PROMPT: Please transcribe the listing below in full and word for word, without its pictures.
-------
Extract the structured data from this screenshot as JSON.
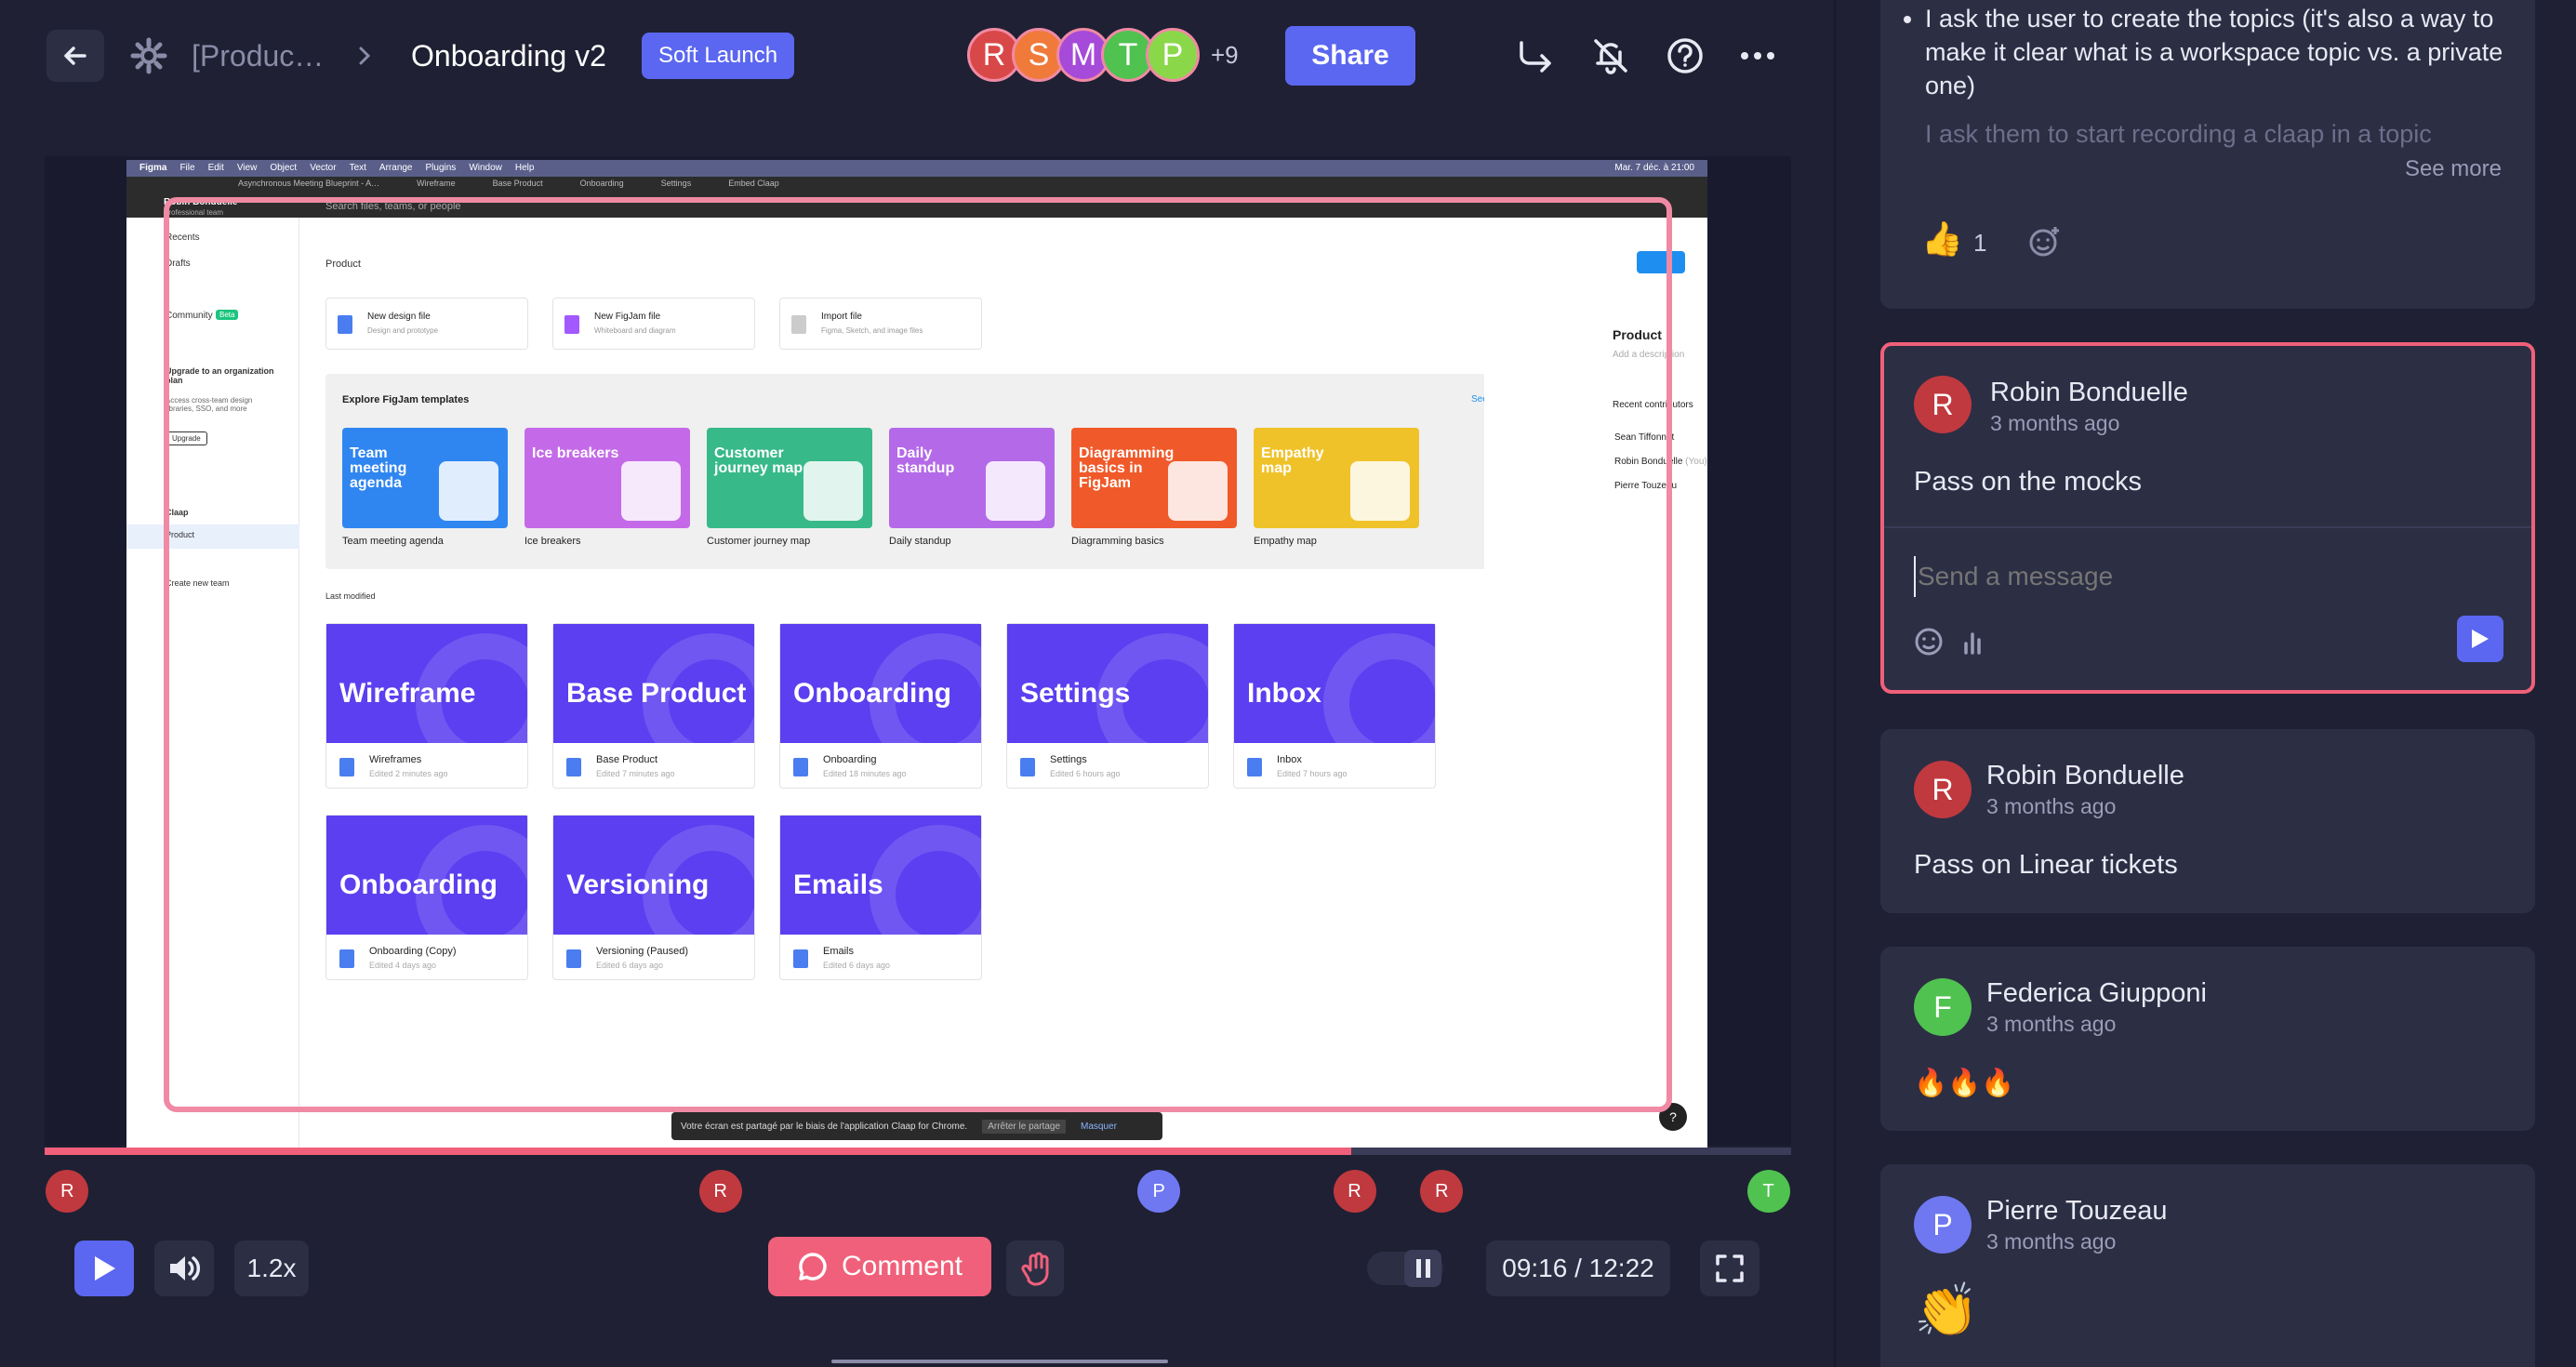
{
  "header": {
    "breadcrumb_parent": "[Produc…",
    "title": "Onboarding v2",
    "tag": "Soft Launch",
    "avatars": [
      {
        "initial": "R",
        "color": "#d94848"
      },
      {
        "initial": "S",
        "color": "#f07a3a"
      },
      {
        "initial": "M",
        "color": "#a64ad9"
      },
      {
        "initial": "T",
        "color": "#4fc24f"
      },
      {
        "initial": "P",
        "color": "#8ad84a"
      }
    ],
    "extra_count": "+9",
    "share_label": "Share"
  },
  "recording": {
    "mac_menu": [
      "Figma",
      "File",
      "Edit",
      "View",
      "Object",
      "Vector",
      "Text",
      "Arrange",
      "Plugins",
      "Window",
      "Help"
    ],
    "mac_clock": "Mar. 7 déc. à 21:00",
    "tabs": [
      "Asynchronous Meeting Blueprint - A…",
      "Wireframe",
      "Base Product",
      "Onboarding",
      "Settings",
      "Embed Claap"
    ],
    "team_name": "Robin Bonduelle",
    "team_sub": "Professional team",
    "search_placeholder": "Search files, teams, or people",
    "sidebar": [
      "Recents",
      "Drafts",
      "Community",
      "Upgrade to an organization plan",
      "Access cross-team design libraries, SSO, and more",
      "Upgrade",
      "Claap",
      "Product",
      "Create new team"
    ],
    "community_badge": "Beta",
    "project_title": "Product",
    "actions": [
      {
        "title": "New design file",
        "sub": "Design and prototype"
      },
      {
        "title": "New FigJam file",
        "sub": "Whiteboard and diagram"
      },
      {
        "title": "Import file",
        "sub": "Figma, Sketch, and image files"
      }
    ],
    "explore_title": "Explore FigJam templates",
    "see_all": "See all",
    "templates": [
      {
        "title": "Team meeting agenda",
        "label": "Team meeting agenda",
        "color": "#2f86f0"
      },
      {
        "title": "Ice breakers",
        "label": "Ice breakers",
        "color": "#c46ae8"
      },
      {
        "title": "Customer journey map",
        "label": "Customer journey map",
        "color": "#38b98a"
      },
      {
        "title": "Daily standup",
        "label": "Daily standup",
        "color": "#b46ae8"
      },
      {
        "title": "Diagramming basics in FigJam",
        "label": "Diagramming basics",
        "color": "#f05a2a"
      },
      {
        "title": "Empathy map",
        "label": "Empathy map",
        "color": "#f0c22a"
      }
    ],
    "last_modified": "Last modified",
    "files": [
      {
        "title": "Wireframe",
        "name": "Wireframes",
        "edited": "Edited 2 minutes ago"
      },
      {
        "title": "Base Product",
        "name": "Base Product",
        "edited": "Edited 7 minutes ago"
      },
      {
        "title": "Onboarding",
        "name": "Onboarding",
        "edited": "Edited 18 minutes ago"
      },
      {
        "title": "Settings",
        "name": "Settings",
        "edited": "Edited 6 hours ago"
      },
      {
        "title": "Inbox",
        "name": "Inbox",
        "edited": "Edited 7 hours ago"
      },
      {
        "title": "Onboarding",
        "name": "Onboarding (Copy)",
        "edited": "Edited 4 days ago"
      },
      {
        "title": "Versioning",
        "name": "Versioning (Paused)",
        "edited": "Edited 6 days ago"
      },
      {
        "title": "Emails",
        "name": "Emails",
        "edited": "Edited 6 days ago"
      }
    ],
    "panel_title": "Product",
    "panel_desc": "Add a description",
    "contributors_title": "Recent contributors",
    "contributors": [
      "Sean Tiffonnet",
      "Robin Bonduelle",
      "Pierre Touzeau"
    ],
    "you_label": "(You)",
    "share_bar": {
      "text": "Votre écran est partagé par le biais de l'application Claap for Chrome.",
      "stop": "Arrêter le partage",
      "hide": "Masquer"
    }
  },
  "timeline": {
    "progress": 0.748,
    "markers": [
      {
        "initial": "R",
        "color": "#c0393f",
        "pos": 0.013
      },
      {
        "initial": "R",
        "color": "#c0393f",
        "pos": 0.387
      },
      {
        "initial": "P",
        "color": "#6f78f0",
        "pos": 0.638
      },
      {
        "initial": "R",
        "color": "#c0393f",
        "pos": 0.75
      },
      {
        "initial": "R",
        "color": "#c0393f",
        "pos": 0.8
      },
      {
        "initial": "T",
        "color": "#4fc24f",
        "pos": 0.987
      }
    ]
  },
  "controls": {
    "speed": "1.2x",
    "comment_label": "Comment",
    "time": "09:16 / 12:22"
  },
  "comments": {
    "top_bullets": [
      "I ask the user to create the topics (it's also a way to make it clear what is a workspace topic vs. a private one)",
      "I ask them to start recording a claap in a topic"
    ],
    "see_more": "See more",
    "reaction_count": "1",
    "active": {
      "initial": "R",
      "name": "Robin Bonduelle",
      "time": "3 months ago",
      "text": "Pass on the mocks",
      "reply_placeholder": "Send a message"
    },
    "list": [
      {
        "initial": "R",
        "color": "#c0393f",
        "name": "Robin Bonduelle",
        "time": "3 months ago",
        "text": "Pass on Linear tickets"
      },
      {
        "initial": "F",
        "color": "#4fc24f",
        "name": "Federica Giupponi",
        "time": "3 months ago",
        "text": "🔥🔥🔥"
      },
      {
        "initial": "P",
        "color": "#6f78f0",
        "name": "Pierre Touzeau",
        "time": "3 months ago",
        "text": "👏"
      }
    ]
  }
}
-------
EXPECTED OUTPUT:
Extract the structured data from this screenshot as JSON.
{
  "header": {
    "breadcrumb_parent": "[Produc…",
    "title": "Onboarding v2",
    "tag": "Soft Launch",
    "avatars": [
      {
        "initial": "R",
        "color": "#d94848"
      },
      {
        "initial": "S",
        "color": "#f07a3a"
      },
      {
        "initial": "M",
        "color": "#a64ad9"
      },
      {
        "initial": "T",
        "color": "#4fc24f"
      },
      {
        "initial": "P",
        "color": "#8ad84a"
      }
    ],
    "extra_count": "+9",
    "share_label": "Share"
  },
  "recording": {
    "mac_menu": [
      "Figma",
      "File",
      "Edit",
      "View",
      "Object",
      "Vector",
      "Text",
      "Arrange",
      "Plugins",
      "Window",
      "Help"
    ],
    "mac_clock": "Mar. 7 déc. à 21:00",
    "tabs": [
      "Asynchronous Meeting Blueprint - A…",
      "Wireframe",
      "Base Product",
      "Onboarding",
      "Settings",
      "Embed Claap"
    ],
    "team_name": "Robin Bonduelle",
    "team_sub": "Professional team",
    "search_placeholder": "Search files, teams, or people",
    "sidebar": [
      "Recents",
      "Drafts",
      "Community",
      "Upgrade to an organization plan",
      "Access cross-team design libraries, SSO, and more",
      "Upgrade",
      "Claap",
      "Product",
      "Create new team"
    ],
    "community_badge": "Beta",
    "project_title": "Product",
    "actions": [
      {
        "title": "New design file",
        "sub": "Design and prototype"
      },
      {
        "title": "New FigJam file",
        "sub": "Whiteboard and diagram"
      },
      {
        "title": "Import file",
        "sub": "Figma, Sketch, and image files"
      }
    ],
    "explore_title": "Explore FigJam templates",
    "see_all": "See all",
    "templates": [
      {
        "title": "Team meeting agenda",
        "label": "Team meeting agenda",
        "color": "#2f86f0"
      },
      {
        "title": "Ice breakers",
        "label": "Ice breakers",
        "color": "#c46ae8"
      },
      {
        "title": "Customer journey map",
        "label": "Customer journey map",
        "color": "#38b98a"
      },
      {
        "title": "Daily standup",
        "label": "Daily standup",
        "color": "#b46ae8"
      },
      {
        "title": "Diagramming basics in FigJam",
        "label": "Diagramming basics",
        "color": "#f05a2a"
      },
      {
        "title": "Empathy map",
        "label": "Empathy map",
        "color": "#f0c22a"
      }
    ],
    "last_modified": "Last modified",
    "files": [
      {
        "title": "Wireframe",
        "name": "Wireframes",
        "edited": "Edited 2 minutes ago"
      },
      {
        "title": "Base Product",
        "name": "Base Product",
        "edited": "Edited 7 minutes ago"
      },
      {
        "title": "Onboarding",
        "name": "Onboarding",
        "edited": "Edited 18 minutes ago"
      },
      {
        "title": "Settings",
        "name": "Settings",
        "edited": "Edited 6 hours ago"
      },
      {
        "title": "Inbox",
        "name": "Inbox",
        "edited": "Edited 7 hours ago"
      },
      {
        "title": "Onboarding",
        "name": "Onboarding (Copy)",
        "edited": "Edited 4 days ago"
      },
      {
        "title": "Versioning",
        "name": "Versioning (Paused)",
        "edited": "Edited 6 days ago"
      },
      {
        "title": "Emails",
        "name": "Emails",
        "edited": "Edited 6 days ago"
      }
    ],
    "panel_title": "Product",
    "panel_desc": "Add a description",
    "contributors_title": "Recent contributors",
    "contributors": [
      "Sean Tiffonnet",
      "Robin Bonduelle",
      "Pierre Touzeau"
    ],
    "you_label": "(You)",
    "share_bar": {
      "text": "Votre écran est partagé par le biais de l'application Claap for Chrome.",
      "stop": "Arrêter le partage",
      "hide": "Masquer"
    }
  },
  "timeline": {
    "progress": 0.748,
    "markers": [
      {
        "initial": "R",
        "color": "#c0393f",
        "pos": 0.013
      },
      {
        "initial": "R",
        "color": "#c0393f",
        "pos": 0.387
      },
      {
        "initial": "P",
        "color": "#6f78f0",
        "pos": 0.638
      },
      {
        "initial": "R",
        "color": "#c0393f",
        "pos": 0.75
      },
      {
        "initial": "R",
        "color": "#c0393f",
        "pos": 0.8
      },
      {
        "initial": "T",
        "color": "#4fc24f",
        "pos": 0.987
      }
    ]
  },
  "controls": {
    "speed": "1.2x",
    "comment_label": "Comment",
    "time": "09:16 / 12:22"
  },
  "comments": {
    "top_bullets": [
      "I ask the user to create the topics (it's also a way to make it clear what is a workspace topic vs. a private one)",
      "I ask them to start recording a claap in a topic"
    ],
    "see_more": "See more",
    "reaction_count": "1",
    "active": {
      "initial": "R",
      "name": "Robin Bonduelle",
      "time": "3 months ago",
      "text": "Pass on the mocks",
      "reply_placeholder": "Send a message"
    },
    "list": [
      {
        "initial": "R",
        "color": "#c0393f",
        "name": "Robin Bonduelle",
        "time": "3 months ago",
        "text": "Pass on Linear tickets"
      },
      {
        "initial": "F",
        "color": "#4fc24f",
        "name": "Federica Giupponi",
        "time": "3 months ago",
        "text": "🔥🔥🔥"
      },
      {
        "initial": "P",
        "color": "#6f78f0",
        "name": "Pierre Touzeau",
        "time": "3 months ago",
        "text": "👏"
      }
    ]
  }
}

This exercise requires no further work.